* [Set exercise] Please report every line from the material that contains the word "Annuels".

[Lines of data]
BEGIN

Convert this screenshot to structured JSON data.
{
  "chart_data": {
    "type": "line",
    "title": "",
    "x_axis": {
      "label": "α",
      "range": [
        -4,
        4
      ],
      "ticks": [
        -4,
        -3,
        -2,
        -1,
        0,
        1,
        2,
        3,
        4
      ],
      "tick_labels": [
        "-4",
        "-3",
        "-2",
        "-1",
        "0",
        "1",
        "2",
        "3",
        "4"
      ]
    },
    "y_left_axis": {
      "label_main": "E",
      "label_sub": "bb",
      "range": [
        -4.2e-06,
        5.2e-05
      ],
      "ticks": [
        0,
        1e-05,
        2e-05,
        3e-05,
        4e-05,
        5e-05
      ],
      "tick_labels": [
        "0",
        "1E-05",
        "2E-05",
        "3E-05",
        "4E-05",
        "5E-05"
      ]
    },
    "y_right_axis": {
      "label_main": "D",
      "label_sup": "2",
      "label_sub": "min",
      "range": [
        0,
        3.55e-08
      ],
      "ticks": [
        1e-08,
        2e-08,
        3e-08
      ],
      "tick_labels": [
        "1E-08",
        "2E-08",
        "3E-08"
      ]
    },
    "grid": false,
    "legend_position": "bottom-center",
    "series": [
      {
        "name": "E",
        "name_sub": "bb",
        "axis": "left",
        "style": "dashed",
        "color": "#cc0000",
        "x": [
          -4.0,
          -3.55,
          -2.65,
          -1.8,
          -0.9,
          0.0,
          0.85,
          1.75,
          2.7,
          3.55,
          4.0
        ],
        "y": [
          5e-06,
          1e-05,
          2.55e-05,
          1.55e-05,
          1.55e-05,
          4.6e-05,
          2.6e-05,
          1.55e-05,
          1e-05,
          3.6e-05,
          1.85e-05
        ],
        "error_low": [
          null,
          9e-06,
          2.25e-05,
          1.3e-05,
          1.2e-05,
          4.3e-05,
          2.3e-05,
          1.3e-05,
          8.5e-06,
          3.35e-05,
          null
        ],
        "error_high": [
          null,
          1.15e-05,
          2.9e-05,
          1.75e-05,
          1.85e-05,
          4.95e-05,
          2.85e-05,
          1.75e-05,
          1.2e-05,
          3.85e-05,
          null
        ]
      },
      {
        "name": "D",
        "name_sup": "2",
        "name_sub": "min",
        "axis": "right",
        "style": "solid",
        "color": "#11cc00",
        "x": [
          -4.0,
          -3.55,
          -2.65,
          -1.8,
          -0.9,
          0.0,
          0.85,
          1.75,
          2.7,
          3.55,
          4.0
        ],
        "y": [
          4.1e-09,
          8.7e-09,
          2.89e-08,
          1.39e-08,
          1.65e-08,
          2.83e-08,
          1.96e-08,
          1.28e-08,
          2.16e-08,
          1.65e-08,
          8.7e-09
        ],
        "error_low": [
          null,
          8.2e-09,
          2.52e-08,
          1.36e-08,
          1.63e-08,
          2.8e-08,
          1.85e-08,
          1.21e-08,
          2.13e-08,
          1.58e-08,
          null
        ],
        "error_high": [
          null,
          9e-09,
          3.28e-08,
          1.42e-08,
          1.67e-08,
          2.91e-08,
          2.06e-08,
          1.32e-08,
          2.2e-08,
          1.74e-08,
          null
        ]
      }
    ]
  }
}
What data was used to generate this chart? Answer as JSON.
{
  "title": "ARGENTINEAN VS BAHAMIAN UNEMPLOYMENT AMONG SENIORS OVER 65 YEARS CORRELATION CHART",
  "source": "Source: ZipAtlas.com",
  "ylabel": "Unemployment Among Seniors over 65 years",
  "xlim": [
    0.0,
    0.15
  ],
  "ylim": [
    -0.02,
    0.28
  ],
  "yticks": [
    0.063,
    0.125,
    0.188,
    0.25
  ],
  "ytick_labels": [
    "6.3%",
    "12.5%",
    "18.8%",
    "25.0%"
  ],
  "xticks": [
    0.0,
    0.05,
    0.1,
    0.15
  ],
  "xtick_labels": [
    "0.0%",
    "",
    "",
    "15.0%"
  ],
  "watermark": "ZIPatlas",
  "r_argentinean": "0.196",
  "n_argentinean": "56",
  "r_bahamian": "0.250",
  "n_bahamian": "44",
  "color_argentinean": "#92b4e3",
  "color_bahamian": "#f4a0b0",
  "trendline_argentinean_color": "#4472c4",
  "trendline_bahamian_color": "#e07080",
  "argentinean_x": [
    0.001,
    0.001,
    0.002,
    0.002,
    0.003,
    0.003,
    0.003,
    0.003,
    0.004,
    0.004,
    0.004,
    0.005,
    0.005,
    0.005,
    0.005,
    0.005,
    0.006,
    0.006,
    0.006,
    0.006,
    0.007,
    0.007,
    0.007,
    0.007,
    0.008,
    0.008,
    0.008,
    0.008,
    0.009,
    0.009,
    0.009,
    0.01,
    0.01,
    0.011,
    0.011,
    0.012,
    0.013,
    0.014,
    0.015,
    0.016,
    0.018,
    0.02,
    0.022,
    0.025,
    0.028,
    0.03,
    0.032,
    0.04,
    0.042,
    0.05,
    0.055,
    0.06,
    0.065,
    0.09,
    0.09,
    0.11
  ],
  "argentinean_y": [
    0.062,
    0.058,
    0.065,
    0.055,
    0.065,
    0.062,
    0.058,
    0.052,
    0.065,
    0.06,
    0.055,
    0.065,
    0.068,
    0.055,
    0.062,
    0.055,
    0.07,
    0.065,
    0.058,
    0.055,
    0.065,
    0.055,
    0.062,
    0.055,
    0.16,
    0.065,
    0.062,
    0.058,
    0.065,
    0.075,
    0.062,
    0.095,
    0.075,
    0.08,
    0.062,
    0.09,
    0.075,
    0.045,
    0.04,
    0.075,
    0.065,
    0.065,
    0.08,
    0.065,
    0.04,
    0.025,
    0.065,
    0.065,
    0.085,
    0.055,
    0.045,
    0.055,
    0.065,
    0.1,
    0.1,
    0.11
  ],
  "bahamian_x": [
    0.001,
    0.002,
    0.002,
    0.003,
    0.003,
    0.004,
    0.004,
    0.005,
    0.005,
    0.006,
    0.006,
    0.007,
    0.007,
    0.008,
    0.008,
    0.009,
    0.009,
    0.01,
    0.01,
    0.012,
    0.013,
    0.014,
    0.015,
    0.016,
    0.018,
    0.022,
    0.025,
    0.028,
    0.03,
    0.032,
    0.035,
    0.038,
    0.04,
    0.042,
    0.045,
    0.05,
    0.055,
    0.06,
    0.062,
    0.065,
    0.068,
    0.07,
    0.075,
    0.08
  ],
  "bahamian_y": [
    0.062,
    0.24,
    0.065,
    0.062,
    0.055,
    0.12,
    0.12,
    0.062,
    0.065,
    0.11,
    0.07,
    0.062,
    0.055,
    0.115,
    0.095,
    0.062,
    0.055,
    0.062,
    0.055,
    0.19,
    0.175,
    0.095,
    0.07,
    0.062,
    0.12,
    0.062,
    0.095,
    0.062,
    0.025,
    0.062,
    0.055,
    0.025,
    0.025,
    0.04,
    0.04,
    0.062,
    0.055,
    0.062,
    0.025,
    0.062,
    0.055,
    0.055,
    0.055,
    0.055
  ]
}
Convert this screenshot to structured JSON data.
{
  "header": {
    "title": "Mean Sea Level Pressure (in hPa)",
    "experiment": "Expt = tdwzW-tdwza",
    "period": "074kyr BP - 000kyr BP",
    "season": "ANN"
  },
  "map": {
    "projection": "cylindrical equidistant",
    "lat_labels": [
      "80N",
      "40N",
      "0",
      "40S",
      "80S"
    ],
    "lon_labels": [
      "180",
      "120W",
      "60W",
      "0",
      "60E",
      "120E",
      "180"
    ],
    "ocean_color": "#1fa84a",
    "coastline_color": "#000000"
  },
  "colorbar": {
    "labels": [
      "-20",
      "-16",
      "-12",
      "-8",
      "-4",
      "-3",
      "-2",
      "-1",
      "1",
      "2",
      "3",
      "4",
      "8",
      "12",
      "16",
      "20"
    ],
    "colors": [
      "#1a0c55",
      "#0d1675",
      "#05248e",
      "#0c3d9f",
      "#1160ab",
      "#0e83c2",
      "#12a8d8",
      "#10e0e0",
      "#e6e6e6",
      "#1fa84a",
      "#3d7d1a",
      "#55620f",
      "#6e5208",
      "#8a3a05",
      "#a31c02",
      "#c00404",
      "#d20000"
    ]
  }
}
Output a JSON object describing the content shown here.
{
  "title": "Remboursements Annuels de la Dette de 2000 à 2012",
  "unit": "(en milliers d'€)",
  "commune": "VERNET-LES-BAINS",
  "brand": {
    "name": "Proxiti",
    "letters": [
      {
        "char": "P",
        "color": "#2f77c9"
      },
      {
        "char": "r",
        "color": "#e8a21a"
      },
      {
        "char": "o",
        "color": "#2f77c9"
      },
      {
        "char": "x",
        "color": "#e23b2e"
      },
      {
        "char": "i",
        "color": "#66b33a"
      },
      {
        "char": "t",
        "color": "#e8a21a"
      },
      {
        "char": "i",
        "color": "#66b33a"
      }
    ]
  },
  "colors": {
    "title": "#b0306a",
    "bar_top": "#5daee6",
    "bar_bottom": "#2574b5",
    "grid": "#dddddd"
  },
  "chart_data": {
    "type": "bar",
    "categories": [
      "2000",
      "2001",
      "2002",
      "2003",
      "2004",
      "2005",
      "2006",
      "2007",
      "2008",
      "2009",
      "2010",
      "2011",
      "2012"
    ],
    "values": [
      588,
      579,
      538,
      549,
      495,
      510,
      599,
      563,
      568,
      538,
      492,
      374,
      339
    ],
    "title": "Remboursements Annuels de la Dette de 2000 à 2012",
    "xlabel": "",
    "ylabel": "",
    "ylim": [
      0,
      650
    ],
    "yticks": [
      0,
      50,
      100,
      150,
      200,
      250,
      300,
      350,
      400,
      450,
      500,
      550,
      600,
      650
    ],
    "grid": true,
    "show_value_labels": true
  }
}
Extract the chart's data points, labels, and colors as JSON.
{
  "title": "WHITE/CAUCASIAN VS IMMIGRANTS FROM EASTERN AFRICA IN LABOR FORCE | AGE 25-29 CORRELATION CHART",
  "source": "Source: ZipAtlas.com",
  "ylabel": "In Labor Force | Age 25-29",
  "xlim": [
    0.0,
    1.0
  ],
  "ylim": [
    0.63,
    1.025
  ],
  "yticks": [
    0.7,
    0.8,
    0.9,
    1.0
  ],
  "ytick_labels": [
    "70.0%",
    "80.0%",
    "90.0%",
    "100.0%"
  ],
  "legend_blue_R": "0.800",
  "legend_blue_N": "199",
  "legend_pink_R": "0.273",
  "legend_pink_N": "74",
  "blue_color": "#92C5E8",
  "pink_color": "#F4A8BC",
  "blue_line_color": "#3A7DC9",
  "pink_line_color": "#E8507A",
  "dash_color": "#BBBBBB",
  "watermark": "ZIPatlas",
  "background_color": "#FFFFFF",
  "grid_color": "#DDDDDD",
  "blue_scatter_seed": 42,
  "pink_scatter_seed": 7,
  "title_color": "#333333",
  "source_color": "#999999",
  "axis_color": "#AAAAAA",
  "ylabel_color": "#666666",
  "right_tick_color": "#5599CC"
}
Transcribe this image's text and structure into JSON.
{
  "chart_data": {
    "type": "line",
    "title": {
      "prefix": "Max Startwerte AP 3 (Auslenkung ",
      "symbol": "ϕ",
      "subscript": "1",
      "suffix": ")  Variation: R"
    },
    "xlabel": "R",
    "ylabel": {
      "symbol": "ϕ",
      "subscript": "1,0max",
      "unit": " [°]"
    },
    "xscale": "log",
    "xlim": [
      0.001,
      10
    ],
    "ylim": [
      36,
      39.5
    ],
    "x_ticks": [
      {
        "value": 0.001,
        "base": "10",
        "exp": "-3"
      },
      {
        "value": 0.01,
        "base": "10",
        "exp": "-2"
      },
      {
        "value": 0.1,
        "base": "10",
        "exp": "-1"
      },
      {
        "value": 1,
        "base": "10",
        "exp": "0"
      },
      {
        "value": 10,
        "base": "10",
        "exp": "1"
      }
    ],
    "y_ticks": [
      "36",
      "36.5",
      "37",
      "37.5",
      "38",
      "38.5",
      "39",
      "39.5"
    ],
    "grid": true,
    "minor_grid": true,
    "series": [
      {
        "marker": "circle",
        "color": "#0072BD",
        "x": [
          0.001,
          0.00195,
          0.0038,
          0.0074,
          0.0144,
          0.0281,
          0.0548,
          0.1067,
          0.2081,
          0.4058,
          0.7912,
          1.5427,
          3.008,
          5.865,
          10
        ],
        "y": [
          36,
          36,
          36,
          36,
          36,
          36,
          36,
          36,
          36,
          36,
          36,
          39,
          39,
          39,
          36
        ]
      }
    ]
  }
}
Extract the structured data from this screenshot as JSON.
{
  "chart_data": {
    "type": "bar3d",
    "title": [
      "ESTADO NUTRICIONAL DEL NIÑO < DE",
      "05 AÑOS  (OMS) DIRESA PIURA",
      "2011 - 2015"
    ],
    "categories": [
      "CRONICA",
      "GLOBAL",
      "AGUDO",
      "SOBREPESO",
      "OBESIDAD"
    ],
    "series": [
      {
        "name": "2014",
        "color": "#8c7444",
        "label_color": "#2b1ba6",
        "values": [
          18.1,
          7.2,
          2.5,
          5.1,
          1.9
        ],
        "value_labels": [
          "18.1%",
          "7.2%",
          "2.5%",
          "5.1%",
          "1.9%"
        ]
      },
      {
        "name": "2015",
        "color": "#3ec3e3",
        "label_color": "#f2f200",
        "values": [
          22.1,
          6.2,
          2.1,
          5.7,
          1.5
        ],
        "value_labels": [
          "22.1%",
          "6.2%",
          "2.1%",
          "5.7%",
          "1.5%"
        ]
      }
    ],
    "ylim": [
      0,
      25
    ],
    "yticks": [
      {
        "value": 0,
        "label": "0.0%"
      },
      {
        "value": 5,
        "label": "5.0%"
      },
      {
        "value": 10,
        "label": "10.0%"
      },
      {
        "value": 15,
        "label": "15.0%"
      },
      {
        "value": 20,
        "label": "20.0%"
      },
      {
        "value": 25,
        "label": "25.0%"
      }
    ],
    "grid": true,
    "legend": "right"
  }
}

END

* [Solution to the problem]
  "title": "Remboursements Annuels de la Dette de 2000 à 2012",
    "title": "Remboursements Annuels de la Dette de 2000 à 2012",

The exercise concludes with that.